AIM OF THE TASK:
Carry none of the pictures over; write out the complete data exactly.

THE INPUT:
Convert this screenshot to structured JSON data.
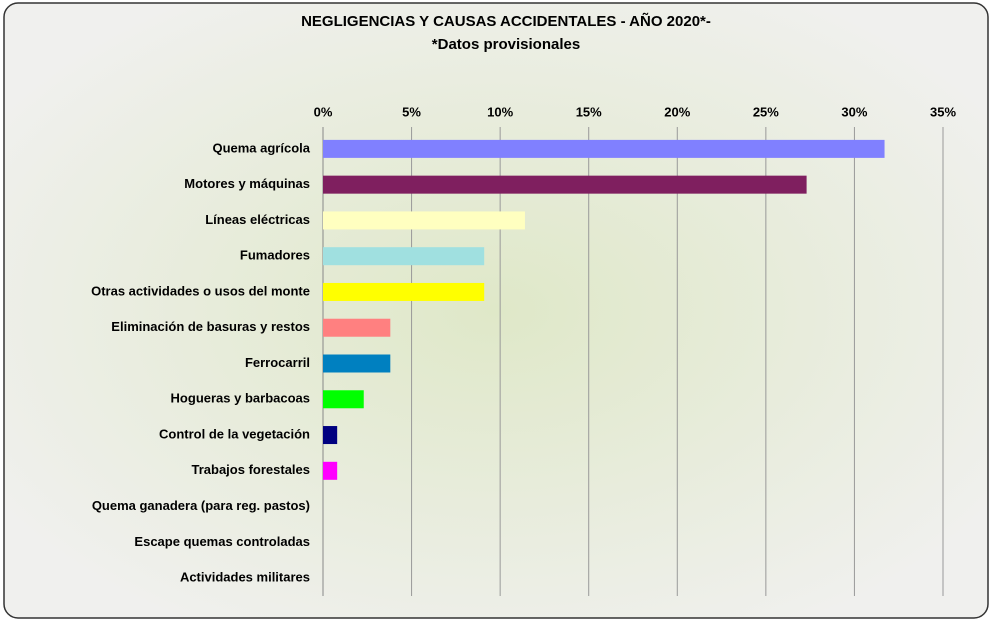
{
  "chart_data": {
    "type": "bar",
    "orientation": "horizontal",
    "title": "NEGLIGENCIAS Y CAUSAS ACCIDENTALES - AÑO 2020*-",
    "subtitle": "*Datos provisionales",
    "categories": [
      "Quema agrícola",
      "Motores y máquinas",
      "Líneas eléctricas",
      "Fumadores",
      "Otras actividades o usos del monte",
      "Eliminación de basuras y restos",
      "Ferrocarril",
      "Hogueras y barbacoas",
      "Control de la vegetación",
      "Trabajos forestales",
      "Quema ganadera (para reg. pastos)",
      "Escape quemas controladas",
      "Actividades militares"
    ],
    "values": [
      31.7,
      27.3,
      11.4,
      9.1,
      9.1,
      3.8,
      3.8,
      2.3,
      0.8,
      0.8,
      0,
      0,
      0
    ],
    "colors": [
      "#8080ff",
      "#7f1f5f",
      "#ffffc0",
      "#a0e0e0",
      "#ffff00",
      "#ff8080",
      "#0080c0",
      "#00ff00",
      "#000080",
      "#ff00ff",
      "#808080",
      "#808080",
      "#808080"
    ],
    "xlim": [
      0,
      35
    ],
    "xticks": [
      {
        "value": 0,
        "label": "0%"
      },
      {
        "value": 5,
        "label": "5%"
      },
      {
        "value": 10,
        "label": "10%"
      },
      {
        "value": 15,
        "label": "15%"
      },
      {
        "value": 20,
        "label": "20%"
      },
      {
        "value": 25,
        "label": "25%"
      },
      {
        "value": 30,
        "label": "30%"
      },
      {
        "value": 35,
        "label": "35%"
      }
    ],
    "grid": true
  }
}
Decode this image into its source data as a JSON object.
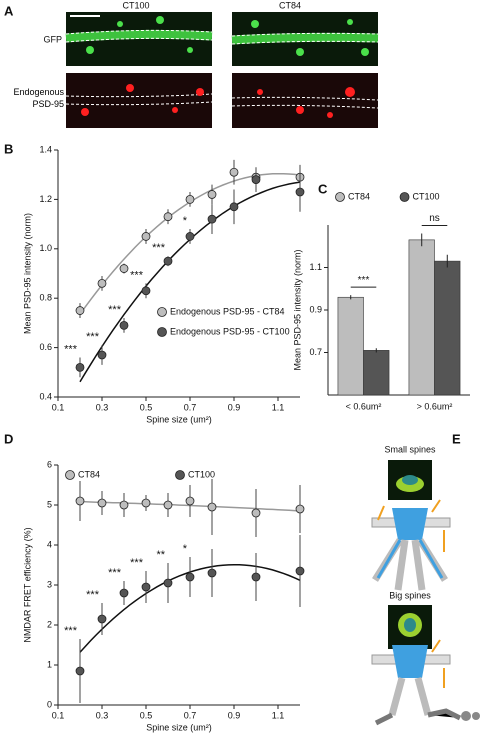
{
  "panels": [
    "A",
    "B",
    "C",
    "D",
    "E"
  ],
  "panel_a": {
    "columns": [
      "CT100",
      "CT84"
    ],
    "rows": [
      "GFP",
      "Endogenous PSD-95"
    ]
  },
  "panel_e": {
    "labels": [
      "Small spines",
      "Big spines"
    ]
  },
  "chart_data": [
    {
      "type": "scatter",
      "xlabel": "Spine size (um²)",
      "ylabel": "Mean PSD-95 intensity (norm)",
      "x": [
        0.2,
        0.3,
        0.4,
        0.5,
        0.6,
        0.7,
        0.8,
        0.9,
        1.0,
        1.2
      ],
      "xlim": [
        0.1,
        1.2
      ],
      "xticks": [
        0.1,
        0.3,
        0.5,
        0.7,
        0.9,
        1.1
      ],
      "ylim": [
        0.4,
        1.4
      ],
      "yticks": [
        0.4,
        0.6,
        0.8,
        {
          "value": 1.0,
          "label": "1.0"
        },
        1.2,
        1.4
      ],
      "legend": "lower right",
      "series": [
        {
          "name": "Endogenous PSD-95 - CT84",
          "color": "#bdbdbd",
          "values": [
            0.75,
            0.86,
            0.92,
            1.05,
            1.13,
            1.2,
            1.22,
            1.31,
            1.29,
            1.29
          ],
          "errors": [
            0.03,
            0.03,
            0.02,
            0.03,
            0.03,
            0.03,
            0.04,
            0.05,
            0.03,
            0.05
          ]
        },
        {
          "name": "Endogenous PSD-95 - CT100",
          "color": "#555555",
          "values": [
            0.52,
            0.57,
            0.69,
            0.83,
            0.95,
            1.05,
            1.12,
            1.17,
            1.28,
            1.23
          ],
          "errors": [
            0.04,
            0.04,
            0.03,
            0.03,
            0.02,
            0.03,
            0.06,
            0.07,
            0.05,
            0.08
          ]
        }
      ],
      "annotations": [
        {
          "x": 0.2,
          "text": "***"
        },
        {
          "x": 0.3,
          "text": "***"
        },
        {
          "x": 0.4,
          "text": "***"
        },
        {
          "x": 0.5,
          "text": "***"
        },
        {
          "x": 0.6,
          "text": "***"
        },
        {
          "x": 0.7,
          "text": "*"
        }
      ]
    },
    {
      "type": "bar",
      "ylabel": "Mean PSD-95 intensity (norm)",
      "categories": [
        "< 0.6um²",
        "> 0.6um²"
      ],
      "ylim": [
        0.5,
        1.3
      ],
      "yticks": [
        0.7,
        0.9,
        1.1
      ],
      "legend": "top",
      "series": [
        {
          "name": "CT84",
          "color": "#bdbdbd",
          "values": [
            0.96,
            1.23
          ],
          "errors": [
            0.01,
            0.03
          ]
        },
        {
          "name": "CT100",
          "color": "#555555",
          "values": [
            0.71,
            1.13
          ],
          "errors": [
            0.01,
            0.03
          ]
        }
      ],
      "annotations": [
        "***",
        "ns"
      ]
    },
    {
      "type": "scatter",
      "xlabel": "Spine size (um²)",
      "ylabel": "NMDAR FRET efficiency (%)",
      "x": [
        0.2,
        0.3,
        0.4,
        0.5,
        0.6,
        0.7,
        0.8,
        1.0,
        1.2
      ],
      "xlim": [
        0.1,
        1.2
      ],
      "xticks": [
        0.1,
        0.3,
        0.5,
        0.7,
        0.9,
        1.1
      ],
      "ylim": [
        0,
        6
      ],
      "yticks": [
        0,
        1,
        2,
        3,
        4,
        5,
        6
      ],
      "legend": "top",
      "series": [
        {
          "name": "CT84",
          "color": "#bdbdbd",
          "values": [
            5.1,
            5.05,
            5.0,
            5.05,
            5.0,
            5.1,
            4.95,
            4.8,
            4.9
          ],
          "errors": [
            0.5,
            0.3,
            0.3,
            0.2,
            0.3,
            0.4,
            0.7,
            0.6,
            0.6
          ]
        },
        {
          "name": "CT100",
          "color": "#555555",
          "values": [
            0.85,
            2.15,
            2.8,
            2.95,
            3.05,
            3.2,
            3.3,
            3.2,
            3.35
          ],
          "errors": [
            0.8,
            0.4,
            0.3,
            0.4,
            0.5,
            0.5,
            0.6,
            0.6,
            0.9
          ]
        }
      ],
      "annotations": [
        {
          "x": 0.2,
          "text": "***"
        },
        {
          "x": 0.3,
          "text": "***"
        },
        {
          "x": 0.4,
          "text": "***"
        },
        {
          "x": 0.5,
          "text": "***"
        },
        {
          "x": 0.6,
          "text": "**"
        },
        {
          "x": 0.7,
          "text": "*"
        }
      ]
    }
  ]
}
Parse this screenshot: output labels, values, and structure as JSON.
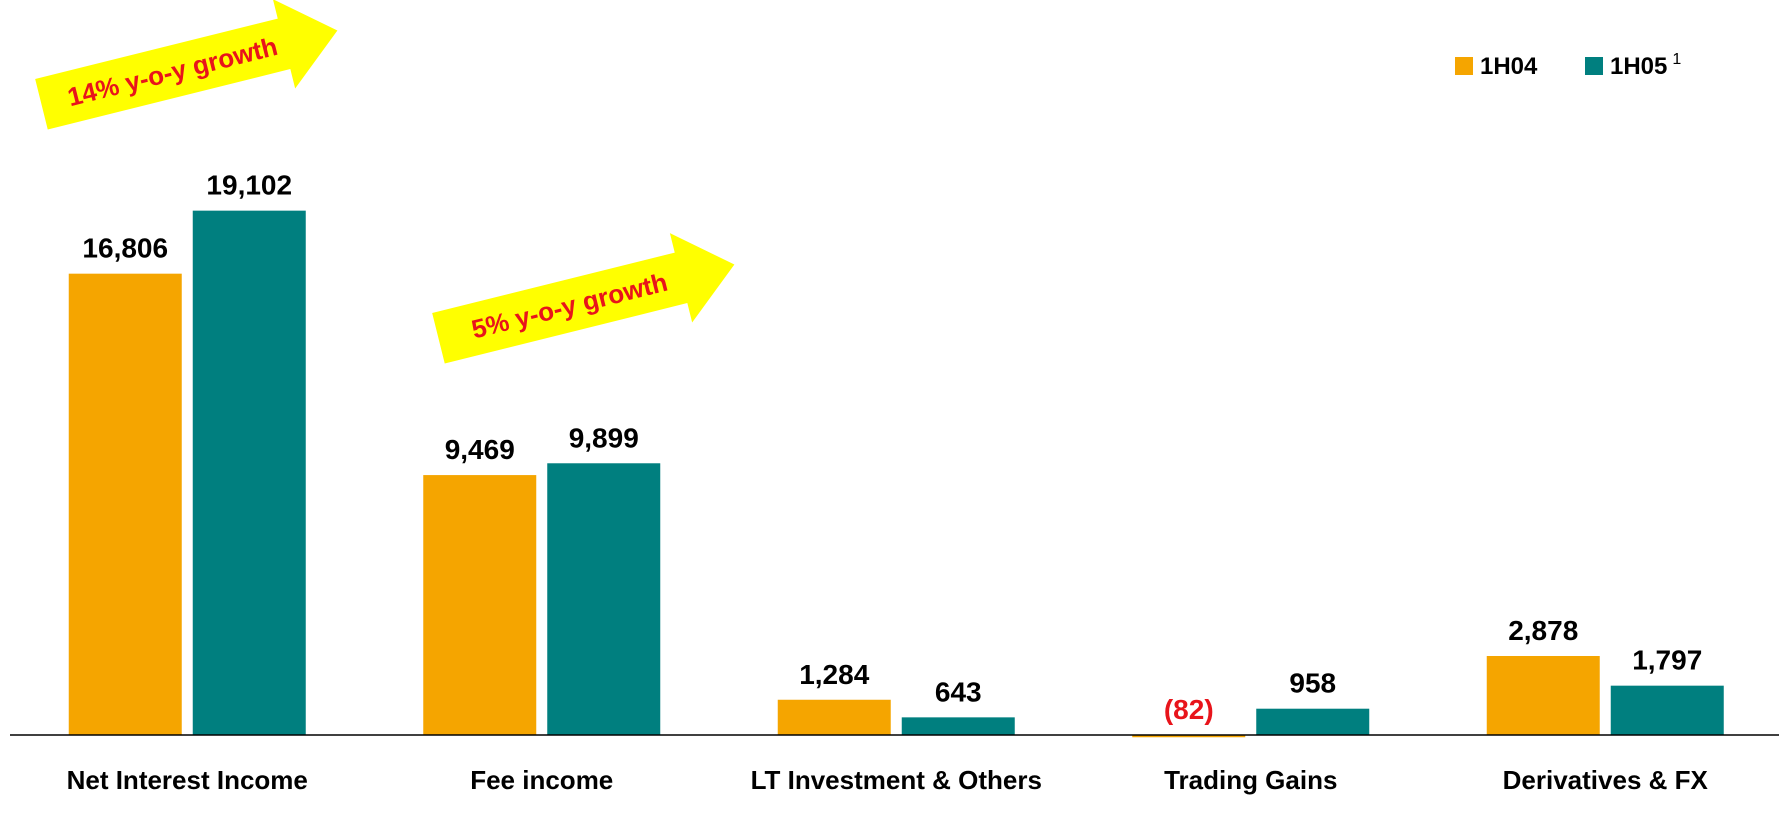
{
  "chart_data": {
    "type": "bar",
    "categories": [
      "Net Interest Income",
      "Fee income",
      "LT Investment & Others",
      "Trading Gains",
      "Derivatives & FX"
    ],
    "series": [
      {
        "name": "1H04",
        "color": "#f5a500",
        "values": [
          16806,
          9469,
          1284,
          -82,
          2878
        ],
        "value_labels": [
          "16,806",
          "9,469",
          "1,284",
          "(82)",
          "2,878"
        ]
      },
      {
        "name": "1H05",
        "note": "1",
        "color": "#007f7f",
        "values": [
          19102,
          9899,
          643,
          958,
          1797
        ],
        "value_labels": [
          "19,102",
          "9,899",
          "643",
          "958",
          "1,797"
        ]
      }
    ],
    "negative_label_color": "#e8141b",
    "ylim": [
      0,
      20000
    ],
    "legend": "top-right",
    "annotations": [
      {
        "text": "14% y-o-y growth",
        "category": 0
      },
      {
        "text": "5% y-o-y growth",
        "category": 1
      }
    ],
    "annotation_color": "#ffff00",
    "annotation_text_color": "#e8141b"
  }
}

RESULT OF THIS TASK:
Convert this screenshot to structured JSON data.
{
  "chart_data": {
    "type": "bar",
    "orientation": "horizontal",
    "title": "NEGLIGENCIAS Y CAUSAS ACCIDENTALES - AÑO 2020*-",
    "subtitle": "*Datos provisionales",
    "categories": [
      "Quema agrícola",
      "Motores y máquinas",
      "Líneas eléctricas",
      "Fumadores",
      "Otras actividades o usos del monte",
      "Eliminación de basuras y restos",
      "Ferrocarril",
      "Hogueras y barbacoas",
      "Control de la vegetación",
      "Trabajos forestales",
      "Quema ganadera (para reg. pastos)",
      "Escape quemas controladas",
      "Actividades militares"
    ],
    "values": [
      31.7,
      27.3,
      11.4,
      9.1,
      9.1,
      3.8,
      3.8,
      2.3,
      0.8,
      0.8,
      0,
      0,
      0
    ],
    "colors": [
      "#8080ff",
      "#7f1f5f",
      "#ffffc0",
      "#a0e0e0",
      "#ffff00",
      "#ff8080",
      "#0080c0",
      "#00ff00",
      "#000080",
      "#ff00ff",
      "#808080",
      "#808080",
      "#808080"
    ],
    "xlim": [
      0,
      35
    ],
    "xticks": [
      {
        "value": 0,
        "label": "0%"
      },
      {
        "value": 5,
        "label": "5%"
      },
      {
        "value": 10,
        "label": "10%"
      },
      {
        "value": 15,
        "label": "15%"
      },
      {
        "value": 20,
        "label": "20%"
      },
      {
        "value": 25,
        "label": "25%"
      },
      {
        "value": 30,
        "label": "30%"
      },
      {
        "value": 35,
        "label": "35%"
      }
    ],
    "grid": true
  }
}
Decode this image into its source data as a JSON object.
{
  "panels": [
    "A",
    "B",
    "C",
    "D",
    "E"
  ],
  "panel_a": {
    "columns": [
      "CT100",
      "CT84"
    ],
    "rows": [
      "GFP",
      "Endogenous PSD-95"
    ]
  },
  "panel_e": {
    "labels": [
      "Small spines",
      "Big spines"
    ]
  },
  "chart_data": [
    {
      "type": "scatter",
      "xlabel": "Spine size (um²)",
      "ylabel": "Mean PSD-95 intensity (norm)",
      "x": [
        0.2,
        0.3,
        0.4,
        0.5,
        0.6,
        0.7,
        0.8,
        0.9,
        1.0,
        1.2
      ],
      "xlim": [
        0.1,
        1.2
      ],
      "xticks": [
        0.1,
        0.3,
        0.5,
        0.7,
        0.9,
        1.1
      ],
      "ylim": [
        0.4,
        1.4
      ],
      "yticks": [
        0.4,
        0.6,
        0.8,
        {
          "value": 1.0,
          "label": "1.0"
        },
        1.2,
        1.4
      ],
      "legend": "lower right",
      "series": [
        {
          "name": "Endogenous PSD-95 - CT84",
          "color": "#bdbdbd",
          "values": [
            0.75,
            0.86,
            0.92,
            1.05,
            1.13,
            1.2,
            1.22,
            1.31,
            1.29,
            1.29
          ],
          "errors": [
            0.03,
            0.03,
            0.02,
            0.03,
            0.03,
            0.03,
            0.04,
            0.05,
            0.03,
            0.05
          ]
        },
        {
          "name": "Endogenous PSD-95 - CT100",
          "color": "#555555",
          "values": [
            0.52,
            0.57,
            0.69,
            0.83,
            0.95,
            1.05,
            1.12,
            1.17,
            1.28,
            1.23
          ],
          "errors": [
            0.04,
            0.04,
            0.03,
            0.03,
            0.02,
            0.03,
            0.06,
            0.07,
            0.05,
            0.08
          ]
        }
      ],
      "annotations": [
        {
          "x": 0.2,
          "text": "***"
        },
        {
          "x": 0.3,
          "text": "***"
        },
        {
          "x": 0.4,
          "text": "***"
        },
        {
          "x": 0.5,
          "text": "***"
        },
        {
          "x": 0.6,
          "text": "***"
        },
        {
          "x": 0.7,
          "text": "*"
        }
      ]
    },
    {
      "type": "bar",
      "ylabel": "Mean PSD-95 intensity (norm)",
      "categories": [
        "< 0.6um²",
        "> 0.6um²"
      ],
      "ylim": [
        0.5,
        1.3
      ],
      "yticks": [
        0.7,
        0.9,
        1.1
      ],
      "legend": "top",
      "series": [
        {
          "name": "CT84",
          "color": "#bdbdbd",
          "values": [
            0.96,
            1.23
          ],
          "errors": [
            0.01,
            0.03
          ]
        },
        {
          "name": "CT100",
          "color": "#555555",
          "values": [
            0.71,
            1.13
          ],
          "errors": [
            0.01,
            0.03
          ]
        }
      ],
      "annotations": [
        "***",
        "ns"
      ]
    },
    {
      "type": "scatter",
      "xlabel": "Spine size (um²)",
      "ylabel": "NMDAR FRET efficiency (%)",
      "x": [
        0.2,
        0.3,
        0.4,
        0.5,
        0.6,
        0.7,
        0.8,
        1.0,
        1.2
      ],
      "xlim": [
        0.1,
        1.2
      ],
      "xticks": [
        0.1,
        0.3,
        0.5,
        0.7,
        0.9,
        1.1
      ],
      "ylim": [
        0,
        6
      ],
      "yticks": [
        0,
        1,
        2,
        3,
        4,
        5,
        6
      ],
      "legend": "top",
      "series": [
        {
          "name": "CT84",
          "color": "#bdbdbd",
          "values": [
            5.1,
            5.05,
            5.0,
            5.05,
            5.0,
            5.1,
            4.95,
            4.8,
            4.9
          ],
          "errors": [
            0.5,
            0.3,
            0.3,
            0.2,
            0.3,
            0.4,
            0.7,
            0.6,
            0.6
          ]
        },
        {
          "name": "CT100",
          "color": "#555555",
          "values": [
            0.85,
            2.15,
            2.8,
            2.95,
            3.05,
            3.2,
            3.3,
            3.2,
            3.35
          ],
          "errors": [
            0.8,
            0.4,
            0.3,
            0.4,
            0.5,
            0.5,
            0.6,
            0.6,
            0.9
          ]
        }
      ],
      "annotations": [
        {
          "x": 0.2,
          "text": "***"
        },
        {
          "x": 0.3,
          "text": "***"
        },
        {
          "x": 0.4,
          "text": "***"
        },
        {
          "x": 0.5,
          "text": "***"
        },
        {
          "x": 0.6,
          "text": "**"
        },
        {
          "x": 0.7,
          "text": "*"
        }
      ]
    }
  ]
}
Parse this screenshot: output labels, values, and structure as JSON.
{
  "chart_data": {
    "type": "bar",
    "categories": [
      "Net Interest Income",
      "Fee income",
      "LT Investment & Others",
      "Trading Gains",
      "Derivatives & FX"
    ],
    "series": [
      {
        "name": "1H04",
        "color": "#f5a500",
        "values": [
          16806,
          9469,
          1284,
          -82,
          2878
        ],
        "value_labels": [
          "16,806",
          "9,469",
          "1,284",
          "(82)",
          "2,878"
        ]
      },
      {
        "name": "1H05",
        "note": "1",
        "color": "#007f7f",
        "values": [
          19102,
          9899,
          643,
          958,
          1797
        ],
        "value_labels": [
          "19,102",
          "9,899",
          "643",
          "958",
          "1,797"
        ]
      }
    ],
    "negative_label_color": "#e8141b",
    "ylim": [
      0,
      20000
    ],
    "legend": "top-right",
    "annotations": [
      {
        "text": "14% y-o-y growth",
        "category": 0
      },
      {
        "text": "5% y-o-y growth",
        "category": 1
      }
    ],
    "annotation_color": "#ffff00",
    "annotation_text_color": "#e8141b"
  }
}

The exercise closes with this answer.